— begin —

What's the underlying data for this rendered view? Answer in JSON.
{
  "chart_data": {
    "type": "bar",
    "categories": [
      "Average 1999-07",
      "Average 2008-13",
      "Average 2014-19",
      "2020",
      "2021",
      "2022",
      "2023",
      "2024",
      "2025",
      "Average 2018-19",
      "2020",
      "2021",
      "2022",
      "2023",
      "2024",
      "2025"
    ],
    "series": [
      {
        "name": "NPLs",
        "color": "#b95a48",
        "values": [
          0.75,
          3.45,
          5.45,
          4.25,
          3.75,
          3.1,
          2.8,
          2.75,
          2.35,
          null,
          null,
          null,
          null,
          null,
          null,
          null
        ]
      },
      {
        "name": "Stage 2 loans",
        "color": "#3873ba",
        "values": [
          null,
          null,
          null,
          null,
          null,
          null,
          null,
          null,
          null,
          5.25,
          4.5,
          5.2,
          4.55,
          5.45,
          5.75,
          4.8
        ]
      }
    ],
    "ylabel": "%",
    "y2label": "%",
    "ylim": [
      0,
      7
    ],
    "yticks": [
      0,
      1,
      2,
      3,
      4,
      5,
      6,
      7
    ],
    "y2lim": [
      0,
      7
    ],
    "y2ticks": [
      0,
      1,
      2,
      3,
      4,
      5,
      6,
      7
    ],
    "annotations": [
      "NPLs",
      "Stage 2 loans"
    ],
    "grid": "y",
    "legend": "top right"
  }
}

— end —

_Exercise directions_. Return every record above exactly as it appears.

_Task output_.
What's the underlying data for this rendered view? Answer in JSON.
{
  "chart_data": {
    "type": "bar",
    "categories": [
      "Average 1999-07",
      "Average 2008-13",
      "Average 2014-19",
      "2020",
      "2021",
      "2022",
      "2023",
      "2024",
      "2025",
      "Average 2018-19",
      "2020",
      "2021",
      "2022",
      "2023",
      "2024",
      "2025"
    ],
    "series": [
      {
        "name": "NPLs",
        "color": "#b95a48",
        "values": [
          0.75,
          3.45,
          5.45,
          4.25,
          3.75,
          3.1,
          2.8,
          2.75,
          2.35,
          null,
          null,
          null,
          null,
          null,
          null,
          null
        ]
      },
      {
        "name": "Stage 2 loans",
        "color": "#3873ba",
        "values": [
          null,
          null,
          null,
          null,
          null,
          null,
          null,
          null,
          null,
          5.25,
          4.5,
          5.2,
          4.55,
          5.45,
          5.75,
          4.8
        ]
      }
    ],
    "ylabel": "%",
    "y2label": "%",
    "ylim": [
      0,
      7
    ],
    "yticks": [
      0,
      1,
      2,
      3,
      4,
      5,
      6,
      7
    ],
    "y2lim": [
      0,
      7
    ],
    "y2ticks": [
      0,
      1,
      2,
      3,
      4,
      5,
      6,
      7
    ],
    "annotations": [
      "NPLs",
      "Stage 2 loans"
    ],
    "grid": "y",
    "legend": "top right"
  }
}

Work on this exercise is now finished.